[Your task] All of the lines below are to be printed again exactly; images are excluded from the output.

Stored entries
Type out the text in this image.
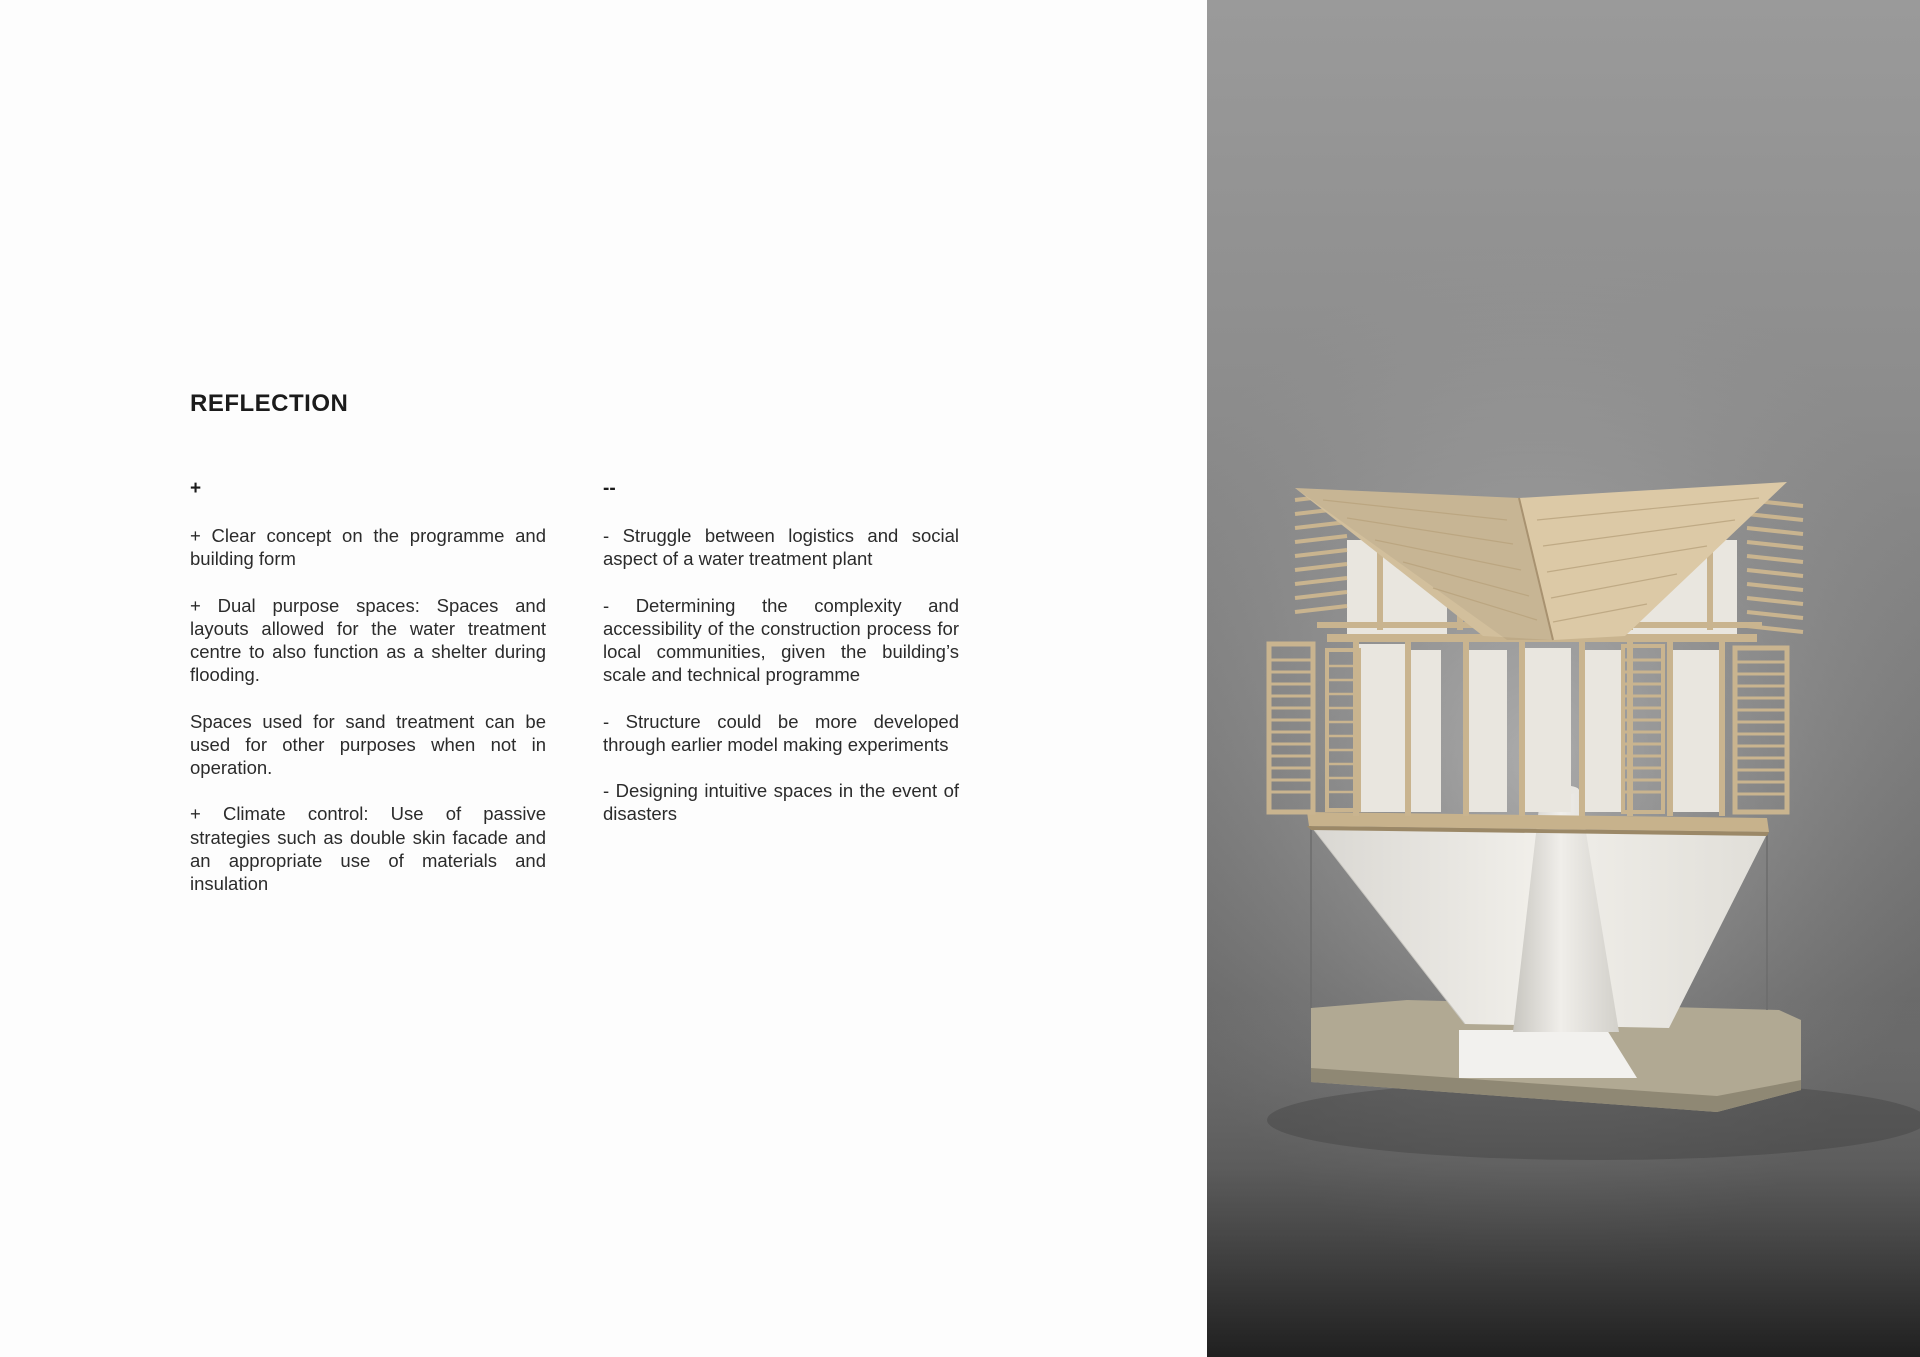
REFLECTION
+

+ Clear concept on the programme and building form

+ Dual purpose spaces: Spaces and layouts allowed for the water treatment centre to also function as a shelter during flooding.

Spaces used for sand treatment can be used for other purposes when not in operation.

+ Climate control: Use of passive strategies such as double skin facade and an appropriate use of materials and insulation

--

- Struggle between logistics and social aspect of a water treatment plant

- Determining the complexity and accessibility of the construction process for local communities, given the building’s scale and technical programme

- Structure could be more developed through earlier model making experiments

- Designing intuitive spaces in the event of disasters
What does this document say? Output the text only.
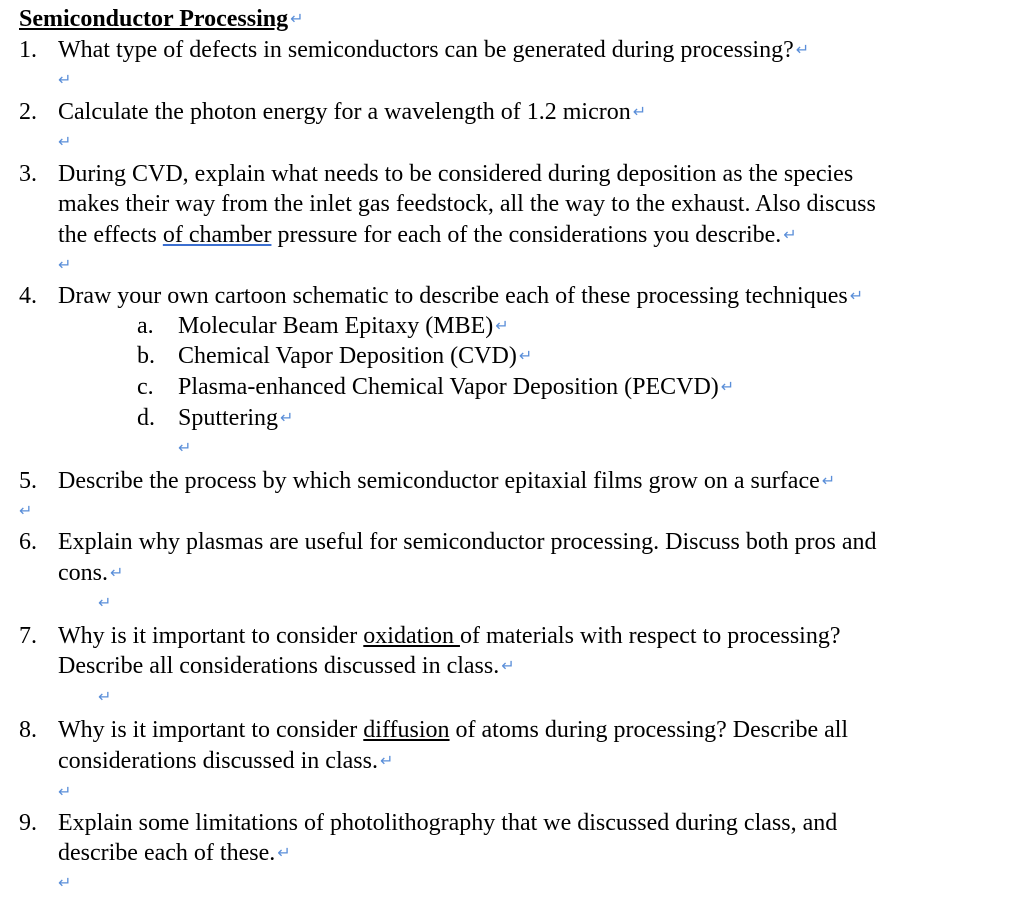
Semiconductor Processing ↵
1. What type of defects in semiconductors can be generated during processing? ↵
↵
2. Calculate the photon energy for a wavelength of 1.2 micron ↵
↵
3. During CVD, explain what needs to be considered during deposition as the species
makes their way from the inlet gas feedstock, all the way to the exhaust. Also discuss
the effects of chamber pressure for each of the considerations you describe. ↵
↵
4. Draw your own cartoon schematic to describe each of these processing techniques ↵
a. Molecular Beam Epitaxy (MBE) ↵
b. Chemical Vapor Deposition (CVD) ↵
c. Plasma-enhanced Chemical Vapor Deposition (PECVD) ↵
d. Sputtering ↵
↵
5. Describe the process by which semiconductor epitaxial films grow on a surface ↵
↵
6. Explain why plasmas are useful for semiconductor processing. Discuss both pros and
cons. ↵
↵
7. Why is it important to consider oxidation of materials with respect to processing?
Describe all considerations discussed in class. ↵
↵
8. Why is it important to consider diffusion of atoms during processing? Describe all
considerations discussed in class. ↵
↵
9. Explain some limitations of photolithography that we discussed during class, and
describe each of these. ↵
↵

[Task solution]
Type out the text in this image.
REFLECTION
+

+ Clear concept on the programme and building form

+ Dual purpose spaces: Spaces and layouts allowed for the water treatment centre to also function as a shelter during flooding.

Spaces used for sand treatment can be used for other purposes when not in operation.

+ Climate control: Use of passive strategies such as double skin facade and an appropriate use of materials and insulation

--

- Struggle between logistics and social aspect of a water treatment plant

- Determining the complexity and accessibility of the construction process for local communities, given the building’s scale and technical programme

- Structure could be more developed through earlier model making experiments

- Designing intuitive spaces in the event of disasters
What does this document say? Output the text only.
Semiconductor Processing ↵
1. What type of defects in semiconductors can be generated during processing? ↵
↵
2. Calculate the photon energy for a wavelength of 1.2 micron ↵
↵
3. During CVD, explain what needs to be considered during deposition as the species
makes their way from the inlet gas feedstock, all the way to the exhaust. Also discuss
the effects of chamber pressure for each of the considerations you describe. ↵
↵
4. Draw your own cartoon schematic to describe each of these processing techniques ↵
a. Molecular Beam Epitaxy (MBE) ↵
b. Chemical Vapor Deposition (CVD) ↵
c. Plasma-enhanced Chemical Vapor Deposition (PECVD) ↵
d. Sputtering ↵
↵
5. Describe the process by which semiconductor epitaxial films grow on a surface ↵
↵
6. Explain why plasmas are useful for semiconductor processing. Discuss both pros and
cons. ↵
↵
7. Why is it important to consider oxidation of materials with respect to processing?
Describe all considerations discussed in class. ↵
↵
8. Why is it important to consider diffusion of atoms during processing? Describe all
considerations discussed in class. ↵
↵
9. Explain some limitations of photolithography that we discussed during class, and
describe each of these. ↵
↵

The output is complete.